The Gamma function is defined by the following integral,

\Gamma(x) = \int_0^\infty dt  t^{x-1} \exp(-t)

It is related to the factorial function by \Gamma(n)=(n-1)! for positive integer n. Further information on the Gamma function can be found in Abramowitz & Stegun, Chapter 6. The functions described in this section are declared in the header file ‘gsl_sf_gamma.h’.

Function: double gsl_sf_gamma (double x)
Function: int gsl_sf_gamma_e (double x, gsl_sf_result * result)
These routines compute the Gamma function \Gamma(x), subject to x not being a negative integer or zero. The function is computed using the real Lanczos method. The maximum value of x such that \Gamma(x) is not considered an overflow is given by the macro GSL_SF_GAMMA_XMAX and is 171.0.
Function: double gsl_sf_lngamma (double x)
Function: int gsl_sf_lngamma_e (double x, gsl_sf_result * result)
These routines compute the logarithm of the Gamma function, \log(\Gamma(x)), subject to x not being a negative integer or zero. For x<0 the real part of \log(\Gamma(x)) is returned, which is equivalent to \log(|\Gamma(x)|). The function is computed using the real Lanczos method.
Function: int gsl_sf_lngamma_sgn_e (double x, gsl_sf_result * result_lg, double * sgn)
This routine computes the sign of the gamma function and the logarithm of its magnitude, subject to x not being a negative integer or zero. The function is computed using the real Lanczos method. The value of the gamma function can be reconstructed using the relation \Gamma(x) = sgn * \exp(result\_lg).

——————

**WHAT YOU NEED TO DO**:
Continue the Gamma function documentation above, starting after its final sentence.

[Collected data entries]
——————

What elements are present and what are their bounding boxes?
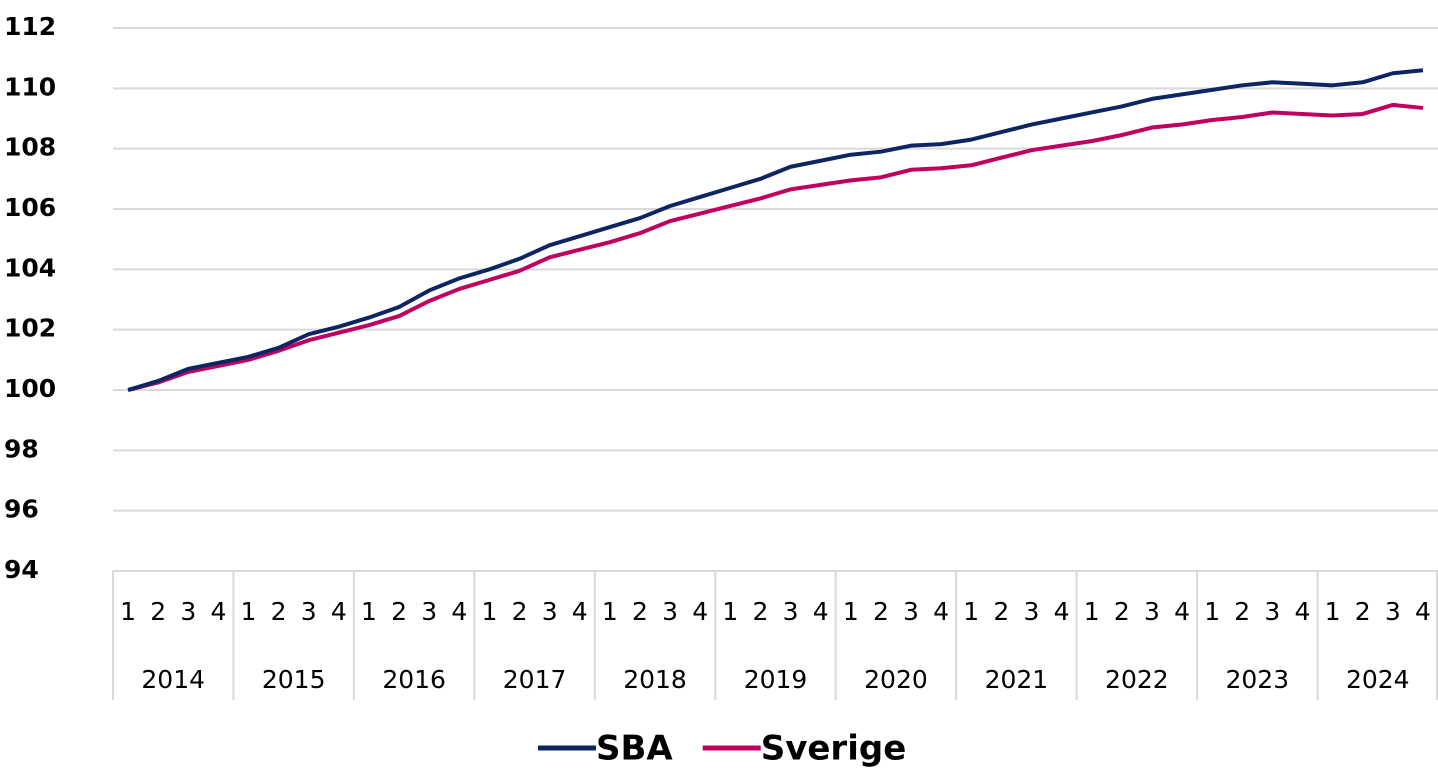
x-tick-label: 4	[1415, 597, 1431, 626]
legend-label: SBA	[596, 729, 673, 769]
x-tick-label: 3	[662, 597, 678, 626]
y-tick-label: 112	[4, 12, 56, 41]
x-tick-label: 4	[210, 597, 226, 626]
x-tick-label: 3	[1385, 597, 1401, 626]
group-label: 2023	[1226, 665, 1290, 694]
x-tick-label: 1	[963, 597, 979, 626]
x-tick-label: 4	[451, 597, 467, 626]
group-label: 2016	[382, 665, 446, 694]
y-tick-label: 100	[4, 374, 56, 403]
x-tick-label: 1	[843, 597, 859, 626]
x-tick-label: 3	[180, 597, 196, 626]
series-line	[127, 102, 1424, 392]
group-label: 2024	[1346, 665, 1410, 694]
x-tick-label: 4	[692, 597, 708, 626]
x-tick-label: 3	[421, 597, 437, 626]
x-tick-label: 2	[1355, 597, 1371, 626]
y-tick-label: 110	[4, 72, 56, 101]
x-tick-label: 2	[512, 597, 528, 626]
x-tick-label: 1	[1084, 597, 1100, 626]
x-tick-label: 2	[271, 597, 287, 626]
x-tick-label: 1	[722, 597, 738, 626]
x-tick-label: 3	[301, 597, 317, 626]
y-tick-label: 108	[4, 133, 56, 162]
x-tick-label: 3	[1264, 597, 1280, 626]
x-tick-label: 3	[783, 597, 799, 626]
group-label: 2015	[262, 665, 326, 694]
x-tick-label: 2	[993, 597, 1009, 626]
x-tick-label: 1	[1325, 597, 1341, 626]
x-tick-label: 4	[331, 597, 347, 626]
group-label: 2022	[1105, 665, 1169, 694]
y-tick-label: 98	[4, 434, 39, 463]
x-tick-label: 2	[391, 597, 407, 626]
y-tick-label: 102	[4, 314, 56, 343]
x-tick-label: 1	[241, 597, 257, 626]
x-tick-label: 4	[572, 597, 588, 626]
x-tick-label: 1	[361, 597, 377, 626]
x-tick-label: 2	[150, 597, 166, 626]
series-line	[127, 68, 1424, 392]
x-tick-label: 2	[1234, 597, 1250, 626]
x-tick-label: 2	[873, 597, 889, 626]
x-tick-label: 4	[1295, 597, 1311, 626]
x-tick-label: 1	[120, 597, 136, 626]
x-tick-label: 1	[1204, 597, 1220, 626]
x-tick-label: 4	[1054, 597, 1070, 626]
x-tick-label: 3	[542, 597, 558, 626]
y-tick-label: 96	[4, 495, 39, 524]
group-label: 2017	[503, 665, 567, 694]
x-tick-label: 4	[1174, 597, 1190, 626]
y-tick-label: 104	[4, 253, 56, 282]
group-label: 2019	[744, 665, 808, 694]
x-tick-label: 2	[1114, 597, 1130, 626]
x-tick-label: 3	[903, 597, 919, 626]
group-label: 2020	[864, 665, 928, 694]
x-tick-label: 3	[1024, 597, 1040, 626]
y-tick-label: 106	[4, 193, 56, 222]
x-tick-label: 1	[481, 597, 497, 626]
group-label: 2018	[623, 665, 687, 694]
legend-label: Sverige	[761, 729, 907, 769]
x-tick-label: 4	[813, 597, 829, 626]
group-label: 2021	[985, 665, 1049, 694]
y-tick-label: 94	[4, 555, 39, 584]
x-tick-label: 4	[933, 597, 949, 626]
x-tick-label: 2	[632, 597, 648, 626]
x-tick-label: 3	[1144, 597, 1160, 626]
x-tick-label: 2	[752, 597, 768, 626]
x-tick-label: 1	[602, 597, 618, 626]
group-label: 2014	[141, 665, 205, 694]
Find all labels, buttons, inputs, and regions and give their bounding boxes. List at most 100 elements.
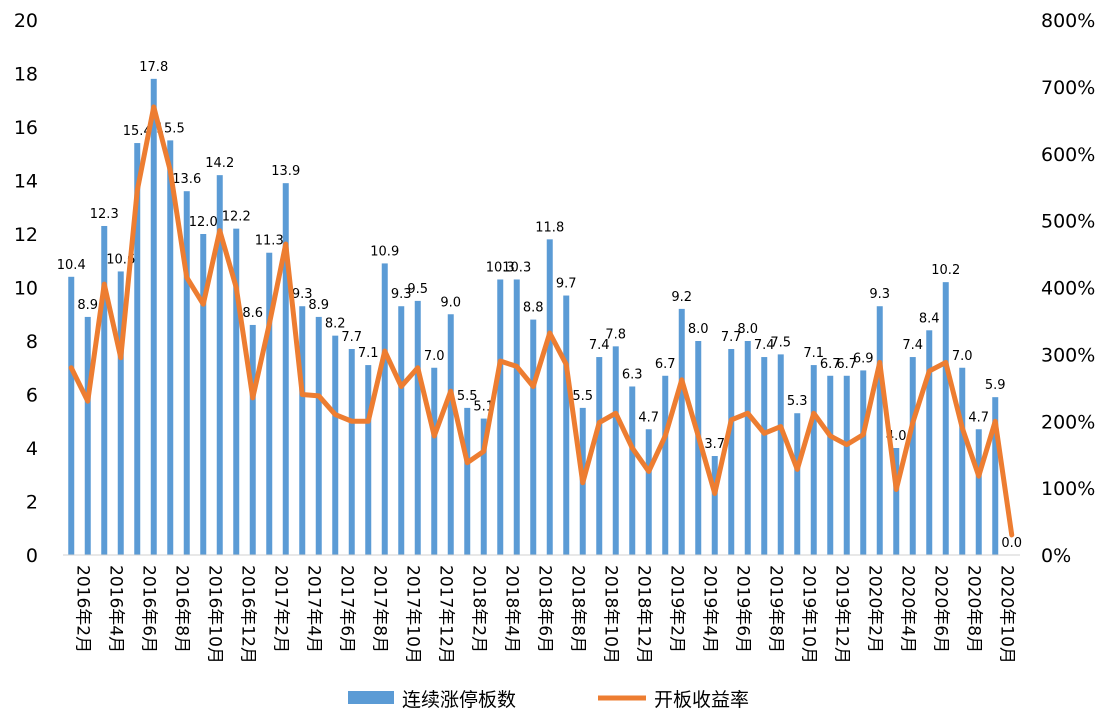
data-label: 5.5 [572, 389, 593, 404]
data-label: 10.3 [502, 260, 531, 275]
bar [810, 365, 817, 555]
data-label: 7.4 [902, 338, 923, 353]
data-label: 15.5 [156, 121, 185, 136]
bar [513, 279, 520, 555]
data-label: 7.5 [770, 335, 791, 350]
bar [365, 365, 372, 555]
bar [629, 386, 636, 555]
bar [464, 407, 471, 556]
x-tick-label: 2016年4月 [105, 565, 125, 653]
bar [662, 375, 669, 555]
x-tick-label: 2018年10月 [600, 565, 620, 664]
data-label: 7.1 [358, 346, 379, 361]
data-label: 5.9 [985, 378, 1006, 393]
bar [876, 306, 883, 555]
bar [909, 357, 916, 555]
bar [530, 319, 537, 555]
bar [744, 341, 751, 555]
data-label: 17.8 [139, 60, 168, 75]
bar [447, 314, 454, 555]
x-tick-label: 2017年2月 [270, 565, 290, 653]
bar [959, 367, 966, 555]
right-tick-label: 600% [1041, 144, 1095, 166]
x-tick-label: 2018年6月 [534, 565, 554, 653]
right-tick-label: 0% [1041, 545, 1071, 567]
data-label: 4.7 [968, 410, 989, 425]
data-label: 9.2 [671, 290, 692, 305]
x-tick-label: 2016年10月 [204, 565, 224, 664]
data-label: 9.0 [440, 295, 461, 310]
data-label: 6.9 [853, 351, 874, 366]
x-tick-label: 2017年6月 [336, 565, 356, 653]
data-label: 10.9 [370, 244, 399, 259]
bar [68, 276, 75, 555]
bar [266, 252, 273, 555]
x-tick-label: 2019年6月 [732, 565, 752, 653]
bar-series [68, 78, 999, 556]
bar [827, 375, 834, 555]
bar [645, 429, 652, 555]
x-tick-label: 2017年12月 [435, 565, 455, 664]
bar [167, 140, 174, 556]
data-label: 13.6 [172, 172, 201, 187]
bar [942, 282, 949, 555]
data-labels: 10.48.912.310.615.417.815.513.612.014.21… [57, 60, 1022, 551]
bar [150, 78, 157, 555]
bar [612, 346, 619, 555]
bar [546, 239, 553, 555]
data-label: 8.0 [737, 322, 758, 337]
x-tick-label: 2020年10月 [996, 565, 1016, 664]
bar [134, 143, 141, 556]
bar [348, 349, 355, 555]
data-label: 8.0 [688, 322, 709, 337]
right-tick-label: 200% [1041, 411, 1095, 433]
bar [926, 330, 933, 555]
bar [728, 349, 735, 555]
x-tick-label: 2016年12月 [237, 565, 257, 664]
data-label: 8.4 [919, 311, 940, 326]
bar [117, 271, 124, 555]
x-tick-label: 2018年12月 [633, 565, 653, 664]
bar [299, 306, 306, 555]
data-label: 11.8 [535, 220, 564, 235]
x-tick-label: 2019年4月 [699, 565, 719, 653]
legend-swatch-bar [348, 691, 394, 704]
line-path [68, 104, 1015, 538]
bar [992, 397, 999, 555]
bar [84, 316, 91, 555]
x-tick-label: 2016年6月 [138, 565, 158, 653]
data-label: 8.9 [77, 298, 98, 313]
x-axis-ticks: 2016年2月 2016年4月 2016年6月 2016年8月 2016年10月 2016… [72, 565, 1016, 664]
bar [860, 370, 867, 555]
bar [893, 448, 900, 555]
x-tick-label: 2016年2月 [72, 565, 92, 653]
data-label: 5.3 [787, 394, 808, 409]
data-label: 6.7 [836, 357, 857, 372]
right-tick-label: 100% [1041, 478, 1095, 500]
bar [315, 316, 322, 555]
x-tick-label: 2019年12月 [831, 565, 851, 664]
bar [101, 225, 108, 556]
data-label: 12.0 [189, 215, 218, 230]
data-label: 8.8 [523, 301, 544, 316]
left-tick-label: 18 [14, 64, 38, 86]
bar [414, 300, 421, 556]
x-tick-label: 2019年10月 [798, 565, 818, 664]
x-tick-label: 2017年4月 [303, 565, 323, 653]
left-tick-label: 20 [14, 10, 38, 32]
data-label: 13.9 [271, 164, 300, 179]
data-label: 7.7 [341, 330, 362, 345]
data-label: 8.2 [325, 317, 346, 332]
bar [843, 375, 850, 555]
x-tick-label: 2020年4月 [897, 565, 917, 653]
data-label: 14.2 [205, 156, 234, 171]
left-tick-label: 8 [26, 331, 38, 353]
left-tick-label: 2 [26, 492, 38, 514]
data-label: 0.0 [1001, 536, 1022, 551]
right-axis-ticks: 0% 100% 200% 300% 400% 500% 600% 700% 800% [1041, 10, 1095, 567]
bar [282, 183, 289, 556]
data-label: 9.3 [869, 287, 890, 302]
bar [563, 295, 570, 555]
left-tick-label: 4 [26, 438, 38, 460]
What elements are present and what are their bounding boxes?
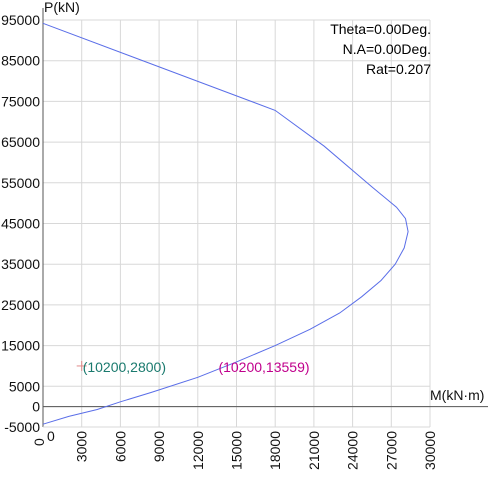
x-tick-label: 24000: [345, 431, 361, 470]
annotation-label: (10200,13559): [218, 359, 309, 375]
grid-lines: [43, 19, 431, 428]
y-tick-label: 65000: [1, 134, 40, 150]
x-tick-label: 6000: [112, 431, 128, 462]
annotations: (10200,2800) (10200,13559): [76, 359, 310, 375]
y-axis-title: P(kN): [44, 0, 80, 15]
x-tick-label: 12000: [190, 431, 206, 470]
y-tick-label: 45000: [1, 216, 40, 232]
x-tick-label: 3000: [74, 431, 90, 462]
interaction-curve: [42, 22, 409, 425]
y-tick-label: 35000: [1, 256, 40, 272]
x-tick-label: 30000: [422, 431, 438, 470]
y-tick-label: 25000: [1, 297, 40, 313]
y-tick-label: 85000: [1, 53, 40, 69]
y-tick-labels: -5000 0 5000 15000 25000 35000 45000 55000 65000…: [1, 12, 40, 435]
y-tick-label: 5000: [9, 378, 40, 394]
x-axis-title: M(kN·m): [430, 387, 484, 403]
x-tick-label: 15000: [229, 431, 245, 470]
x-origin-label: 0: [47, 428, 55, 444]
info-theta: Theta=0.00Deg.: [330, 21, 431, 37]
y-tick-label: 75000: [1, 93, 40, 109]
y-tick-label: -5000: [4, 419, 40, 435]
x-tick-label: 9000: [151, 431, 167, 462]
y-tick-label: 55000: [1, 175, 40, 191]
x-tick-labels: 3000 6000 9000 12000 15000 18000 21000 24000 270…: [74, 431, 438, 470]
info-neutral-axis: N.A=0.00Deg.: [343, 41, 431, 57]
x-origin-label-rotated: 0: [31, 438, 47, 446]
annotation-label: (10200,2800): [83, 359, 166, 375]
x-tick-label: 21000: [306, 431, 322, 470]
y-tick-label: 15000: [1, 338, 40, 354]
info-ratio: Rat=0.207: [366, 61, 431, 77]
y-tick-label: 95000: [1, 12, 40, 28]
x-tick-label: 27000: [383, 431, 399, 470]
x-tick-label: 18000: [267, 431, 283, 470]
axes: [42, 8, 488, 428]
y-tick-label: 0: [32, 399, 40, 415]
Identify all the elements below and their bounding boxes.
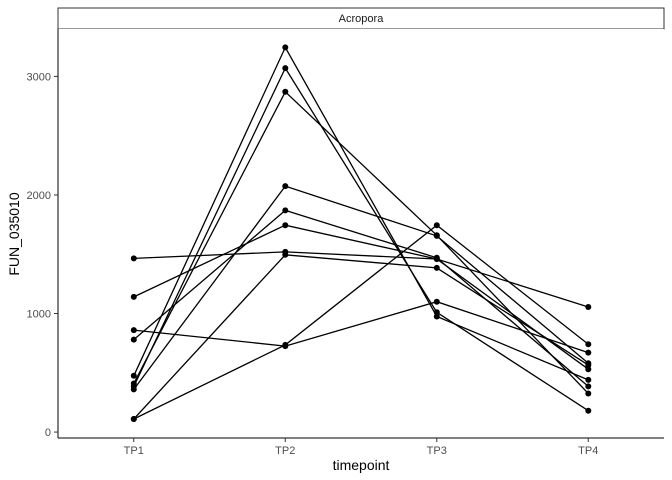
x-tick-label: TP4 [578,445,598,457]
data-point [433,309,440,316]
series-5 [130,44,592,383]
y-tick-label: 3000 [27,71,51,83]
data-point [585,304,592,310]
series-line [133,90,589,394]
data-point [282,222,289,229]
y-axis-title: FUN_035010 [6,192,22,275]
facet-strip: Acropora [57,7,665,30]
x-tick-label: TP2 [275,445,295,457]
data-point [130,386,137,393]
data-point [585,383,592,390]
y-tick-label: 2000 [27,190,51,202]
data-point [130,255,137,262]
data-point [282,183,289,190]
data-point [585,349,592,356]
y-tick-label: 0 [45,427,51,439]
data-point [585,407,592,414]
data-point [130,336,137,343]
series-line [133,209,589,387]
data-point [585,366,592,373]
data-point [433,232,440,239]
data-point [282,207,289,214]
data-point [433,298,440,305]
series-line [133,254,589,420]
x-axis-title: timepoint [333,457,390,473]
series-4 [130,207,592,390]
data-point [585,341,592,348]
data-point [585,362,592,369]
series-line [133,301,589,354]
data-point [130,416,137,422]
series-line [133,185,589,390]
series-line [133,251,589,308]
data-point [433,254,440,261]
data-point [282,44,289,51]
series-line [133,45,589,381]
data-point [130,372,137,379]
series-10 [130,251,592,422]
series-layer [130,44,592,422]
facet-strip-label: Acropora [339,13,385,25]
data-point [282,341,289,348]
series-line [133,66,589,412]
data-point [433,313,440,320]
data-point [282,88,289,95]
data-point [282,65,289,72]
data-point [130,293,137,300]
data-point [433,222,440,229]
data-point [433,264,440,271]
x-tick-label: TP3 [427,445,447,457]
series-line [133,224,589,420]
data-point [130,327,137,334]
data-point [585,376,592,383]
axes-layer: 0 1000 2000 3000 TP1 TP2 TP3 TP4 [27,29,664,457]
y-tick-label: 1000 [27,309,51,321]
x-tick-label: TP1 [124,445,144,457]
data-point [282,251,289,258]
data-point [585,390,592,397]
series-3 [130,298,592,356]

——————

**EXPECTED ANSWER**:
Function: double gsl_sf_gammastar (double x)
Function: int gsl_sf_gammastar_e (double x, gsl_sf_result * result)
These routines compute the regulated Gamma Function \Gamma^*(x) for x > 0. The regulated gamma function is given by,
\Gamma^*(x) = \Gamma(x)/(\sqrt{2\pi} x^{(x-1/2)} \exp(-x))
            = (1 + (1/12x) + ...)  for x \to \infty

and is a useful suggestion of Temme.

Function: double gsl_sf_gammainv (double x)
Function: int gsl_sf_gammainv_e (double x, gsl_sf_result * result)
These routines compute the reciprocal of the gamma function, 1/\Gamma(x) using the real Lanczos method.
Function: int gsl_sf_lngamma_complex_e (double zr, double zi, gsl_sf_result * lnr, gsl_sf_result * arg)
This routine computes \log(\Gamma(z)) for complex z=z_r+i z_i and z not a negative integer or zero, using the complex Lanczos method. The returned parameters are lnr = \log|\Gamma(z)| and arg = \arg(\Gamma(z)) in (-\pi,\pi]. Note that the phase part (arg) is not well-determined when |z| is very large, due to inevitable roundoff in restricting to (-\pi,\pi]. This will result in a GSL_ELOSS error when it occurs. The absolute value part (lnr), however, never suffers from loss of precision.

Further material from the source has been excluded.